→ **Extracted information**
◇ ◇ ◇

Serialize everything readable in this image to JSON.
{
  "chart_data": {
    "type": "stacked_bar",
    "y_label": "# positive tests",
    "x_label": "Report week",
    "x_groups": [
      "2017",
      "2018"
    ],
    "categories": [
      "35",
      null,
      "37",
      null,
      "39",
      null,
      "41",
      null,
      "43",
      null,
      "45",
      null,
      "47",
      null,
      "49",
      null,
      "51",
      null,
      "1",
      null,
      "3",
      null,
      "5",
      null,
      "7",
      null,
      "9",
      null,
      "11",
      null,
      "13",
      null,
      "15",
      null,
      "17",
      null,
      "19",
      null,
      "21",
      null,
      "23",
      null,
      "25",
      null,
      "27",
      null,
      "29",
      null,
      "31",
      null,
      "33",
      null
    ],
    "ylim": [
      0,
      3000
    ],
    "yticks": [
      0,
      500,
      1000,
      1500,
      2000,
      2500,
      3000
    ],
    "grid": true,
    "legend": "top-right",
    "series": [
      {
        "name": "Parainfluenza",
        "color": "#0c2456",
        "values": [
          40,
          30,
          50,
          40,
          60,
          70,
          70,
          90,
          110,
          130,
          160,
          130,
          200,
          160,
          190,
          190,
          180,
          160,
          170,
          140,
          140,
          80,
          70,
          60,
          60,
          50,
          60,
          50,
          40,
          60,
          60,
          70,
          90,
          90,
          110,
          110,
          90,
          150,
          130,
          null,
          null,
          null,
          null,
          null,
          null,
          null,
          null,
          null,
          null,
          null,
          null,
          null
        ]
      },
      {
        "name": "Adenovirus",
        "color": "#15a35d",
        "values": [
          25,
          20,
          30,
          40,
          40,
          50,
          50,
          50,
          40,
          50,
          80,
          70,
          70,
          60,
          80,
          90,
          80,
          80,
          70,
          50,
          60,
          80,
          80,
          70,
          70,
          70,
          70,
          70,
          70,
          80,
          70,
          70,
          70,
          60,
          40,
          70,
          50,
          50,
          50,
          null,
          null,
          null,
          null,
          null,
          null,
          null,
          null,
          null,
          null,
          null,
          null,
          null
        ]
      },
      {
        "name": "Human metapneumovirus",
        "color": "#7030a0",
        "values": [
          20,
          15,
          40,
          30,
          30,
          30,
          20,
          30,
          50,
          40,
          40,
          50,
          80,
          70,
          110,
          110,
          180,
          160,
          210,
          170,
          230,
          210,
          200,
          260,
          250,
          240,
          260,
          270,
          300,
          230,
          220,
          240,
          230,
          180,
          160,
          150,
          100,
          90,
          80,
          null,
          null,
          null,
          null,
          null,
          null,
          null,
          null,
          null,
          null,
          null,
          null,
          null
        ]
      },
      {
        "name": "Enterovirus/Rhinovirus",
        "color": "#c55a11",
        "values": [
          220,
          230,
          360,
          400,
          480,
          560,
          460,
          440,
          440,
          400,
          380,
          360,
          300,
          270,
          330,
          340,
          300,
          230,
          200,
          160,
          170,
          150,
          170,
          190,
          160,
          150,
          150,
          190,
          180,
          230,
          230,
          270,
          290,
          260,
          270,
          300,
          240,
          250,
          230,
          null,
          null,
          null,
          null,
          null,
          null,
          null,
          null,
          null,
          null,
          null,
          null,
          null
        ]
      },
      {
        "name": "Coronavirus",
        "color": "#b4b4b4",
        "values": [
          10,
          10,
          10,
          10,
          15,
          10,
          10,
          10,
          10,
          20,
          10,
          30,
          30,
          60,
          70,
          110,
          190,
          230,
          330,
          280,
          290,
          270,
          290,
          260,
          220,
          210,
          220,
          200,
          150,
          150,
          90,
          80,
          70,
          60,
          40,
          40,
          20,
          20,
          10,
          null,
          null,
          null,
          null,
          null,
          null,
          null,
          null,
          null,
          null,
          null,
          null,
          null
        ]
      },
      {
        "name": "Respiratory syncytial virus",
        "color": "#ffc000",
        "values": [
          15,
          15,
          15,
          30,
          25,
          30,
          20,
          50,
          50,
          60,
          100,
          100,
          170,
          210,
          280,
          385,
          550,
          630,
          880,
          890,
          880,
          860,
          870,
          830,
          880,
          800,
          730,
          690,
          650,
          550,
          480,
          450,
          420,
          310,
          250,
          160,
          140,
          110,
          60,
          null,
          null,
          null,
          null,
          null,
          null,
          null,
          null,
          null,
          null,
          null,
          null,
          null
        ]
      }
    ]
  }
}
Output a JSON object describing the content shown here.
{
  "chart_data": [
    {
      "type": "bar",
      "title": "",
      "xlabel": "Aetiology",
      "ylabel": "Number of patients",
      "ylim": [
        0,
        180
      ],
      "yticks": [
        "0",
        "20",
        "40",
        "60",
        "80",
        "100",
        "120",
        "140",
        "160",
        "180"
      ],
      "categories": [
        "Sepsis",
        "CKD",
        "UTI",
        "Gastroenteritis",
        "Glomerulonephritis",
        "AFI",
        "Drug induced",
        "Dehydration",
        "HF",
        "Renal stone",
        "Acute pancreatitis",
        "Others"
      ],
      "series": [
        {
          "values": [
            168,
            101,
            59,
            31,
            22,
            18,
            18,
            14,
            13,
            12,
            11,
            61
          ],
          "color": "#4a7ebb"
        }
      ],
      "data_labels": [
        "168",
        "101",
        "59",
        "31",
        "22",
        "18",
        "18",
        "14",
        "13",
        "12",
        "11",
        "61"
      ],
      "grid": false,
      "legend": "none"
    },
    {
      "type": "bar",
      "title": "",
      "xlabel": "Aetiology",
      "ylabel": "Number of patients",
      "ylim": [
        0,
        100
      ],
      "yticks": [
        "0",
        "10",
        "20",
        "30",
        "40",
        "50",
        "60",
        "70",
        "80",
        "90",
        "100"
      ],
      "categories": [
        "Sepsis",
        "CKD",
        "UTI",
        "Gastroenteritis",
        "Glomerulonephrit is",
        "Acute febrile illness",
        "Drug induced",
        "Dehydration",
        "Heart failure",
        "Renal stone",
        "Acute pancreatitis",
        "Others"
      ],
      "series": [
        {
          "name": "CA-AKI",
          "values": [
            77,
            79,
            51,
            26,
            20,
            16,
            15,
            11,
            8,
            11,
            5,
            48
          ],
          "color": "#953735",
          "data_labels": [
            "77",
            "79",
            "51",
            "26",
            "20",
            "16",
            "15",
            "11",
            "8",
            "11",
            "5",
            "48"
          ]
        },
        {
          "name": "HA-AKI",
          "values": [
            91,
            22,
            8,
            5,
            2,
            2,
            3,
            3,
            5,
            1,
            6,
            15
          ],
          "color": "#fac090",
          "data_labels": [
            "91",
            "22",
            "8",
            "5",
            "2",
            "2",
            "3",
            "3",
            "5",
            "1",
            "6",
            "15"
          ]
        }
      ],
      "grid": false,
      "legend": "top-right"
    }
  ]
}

◇ ◇ ◇

→ **Work request**
Reproduce the whole listing, exactly.

→ **Reply**
Serialize everything readable in this image to JSON.
{
  "chart_data": {
    "type": "stacked_bar",
    "y_label": "# positive tests",
    "x_label": "Report week",
    "x_groups": [
      "2017",
      "2018"
    ],
    "categories": [
      "35",
      null,
      "37",
      null,
      "39",
      null,
      "41",
      null,
      "43",
      null,
      "45",
      null,
      "47",
      null,
      "49",
      null,
      "51",
      null,
      "1",
      null,
      "3",
      null,
      "5",
      null,
      "7",
      null,
      "9",
      null,
      "11",
      null,
      "13",
      null,
      "15",
      null,
      "17",
      null,
      "19",
      null,
      "21",
      null,
      "23",
      null,
      "25",
      null,
      "27",
      null,
      "29",
      null,
      "31",
      null,
      "33",
      null
    ],
    "ylim": [
      0,
      3000
    ],
    "yticks": [
      0,
      500,
      1000,
      1500,
      2000,
      2500,
      3000
    ],
    "grid": true,
    "legend": "top-right",
    "series": [
      {
        "name": "Parainfluenza",
        "color": "#0c2456",
        "values": [
          40,
          30,
          50,
          40,
          60,
          70,
          70,
          90,
          110,
          130,
          160,
          130,
          200,
          160,
          190,
          190,
          180,
          160,
          170,
          140,
          140,
          80,
          70,
          60,
          60,
          50,
          60,
          50,
          40,
          60,
          60,
          70,
          90,
          90,
          110,
          110,
          90,
          150,
          130,
          null,
          null,
          null,
          null,
          null,
          null,
          null,
          null,
          null,
          null,
          null,
          null,
          null
        ]
      },
      {
        "name": "Adenovirus",
        "color": "#15a35d",
        "values": [
          25,
          20,
          30,
          40,
          40,
          50,
          50,
          50,
          40,
          50,
          80,
          70,
          70,
          60,
          80,
          90,
          80,
          80,
          70,
          50,
          60,
          80,
          80,
          70,
          70,
          70,
          70,
          70,
          70,
          80,
          70,
          70,
          70,
          60,
          40,
          70,
          50,
          50,
          50,
          null,
          null,
          null,
          null,
          null,
          null,
          null,
          null,
          null,
          null,
          null,
          null,
          null
        ]
      },
      {
        "name": "Human metapneumovirus",
        "color": "#7030a0",
        "values": [
          20,
          15,
          40,
          30,
          30,
          30,
          20,
          30,
          50,
          40,
          40,
          50,
          80,
          70,
          110,
          110,
          180,
          160,
          210,
          170,
          230,
          210,
          200,
          260,
          250,
          240,
          260,
          270,
          300,
          230,
          220,
          240,
          230,
          180,
          160,
          150,
          100,
          90,
          80,
          null,
          null,
          null,
          null,
          null,
          null,
          null,
          null,
          null,
          null,
          null,
          null,
          null
        ]
      },
      {
        "name": "Enterovirus/Rhinovirus",
        "color": "#c55a11",
        "values": [
          220,
          230,
          360,
          400,
          480,
          560,
          460,
          440,
          440,
          400,
          380,
          360,
          300,
          270,
          330,
          340,
          300,
          230,
          200,
          160,
          170,
          150,
          170,
          190,
          160,
          150,
          150,
          190,
          180,
          230,
          230,
          270,
          290,
          260,
          270,
          300,
          240,
          250,
          230,
          null,
          null,
          null,
          null,
          null,
          null,
          null,
          null,
          null,
          null,
          null,
          null,
          null
        ]
      },
      {
        "name": "Coronavirus",
        "color": "#b4b4b4",
        "values": [
          10,
          10,
          10,
          10,
          15,
          10,
          10,
          10,
          10,
          20,
          10,
          30,
          30,
          60,
          70,
          110,
          190,
          230,
          330,
          280,
          290,
          270,
          290,
          260,
          220,
          210,
          220,
          200,
          150,
          150,
          90,
          80,
          70,
          60,
          40,
          40,
          20,
          20,
          10,
          null,
          null,
          null,
          null,
          null,
          null,
          null,
          null,
          null,
          null,
          null,
          null,
          null
        ]
      },
      {
        "name": "Respiratory syncytial virus",
        "color": "#ffc000",
        "values": [
          15,
          15,
          15,
          30,
          25,
          30,
          20,
          50,
          50,
          60,
          100,
          100,
          170,
          210,
          280,
          385,
          550,
          630,
          880,
          890,
          880,
          860,
          870,
          830,
          880,
          800,
          730,
          690,
          650,
          550,
          480,
          450,
          420,
          310,
          250,
          160,
          140,
          110,
          60,
          null,
          null,
          null,
          null,
          null,
          null,
          null,
          null,
          null,
          null,
          null,
          null,
          null
        ]
      }
    ]
  }
}
Output a JSON object describing the content shown here.
{
  "chart_data": [
    {
      "type": "bar",
      "title": "",
      "xlabel": "Aetiology",
      "ylabel": "Number of patients",
      "ylim": [
        0,
        180
      ],
      "yticks": [
        "0",
        "20",
        "40",
        "60",
        "80",
        "100",
        "120",
        "140",
        "160",
        "180"
      ],
      "categories": [
        "Sepsis",
        "CKD",
        "UTI",
        "Gastroenteritis",
        "Glomerulonephritis",
        "AFI",
        "Drug induced",
        "Dehydration",
        "HF",
        "Renal stone",
        "Acute pancreatitis",
        "Others"
      ],
      "series": [
        {
          "values": [
            168,
            101,
            59,
            31,
            22,
            18,
            18,
            14,
            13,
            12,
            11,
            61
          ],
          "color": "#4a7ebb"
        }
      ],
      "data_labels": [
        "168",
        "101",
        "59",
        "31",
        "22",
        "18",
        "18",
        "14",
        "13",
        "12",
        "11",
        "61"
      ],
      "grid": false,
      "legend": "none"
    },
    {
      "type": "bar",
      "title": "",
      "xlabel": "Aetiology",
      "ylabel": "Number of patients",
      "ylim": [
        0,
        100
      ],
      "yticks": [
        "0",
        "10",
        "20",
        "30",
        "40",
        "50",
        "60",
        "70",
        "80",
        "90",
        "100"
      ],
      "categories": [
        "Sepsis",
        "CKD",
        "UTI",
        "Gastroenteritis",
        "Glomerulonephrit is",
        "Acute febrile illness",
        "Drug induced",
        "Dehydration",
        "Heart failure",
        "Renal stone",
        "Acute pancreatitis",
        "Others"
      ],
      "series": [
        {
          "name": "CA-AKI",
          "values": [
            77,
            79,
            51,
            26,
            20,
            16,
            15,
            11,
            8,
            11,
            5,
            48
          ],
          "color": "#953735",
          "data_labels": [
            "77",
            "79",
            "51",
            "26",
            "20",
            "16",
            "15",
            "11",
            "8",
            "11",
            "5",
            "48"
          ]
        },
        {
          "name": "HA-AKI",
          "values": [
            91,
            22,
            8,
            5,
            2,
            2,
            3,
            3,
            5,
            1,
            6,
            15
          ],
          "color": "#fac090",
          "data_labels": [
            "91",
            "22",
            "8",
            "5",
            "2",
            "2",
            "3",
            "3",
            "5",
            "1",
            "6",
            "15"
          ]
        }
      ],
      "grid": false,
      "legend": "top-right"
    }
  ]
}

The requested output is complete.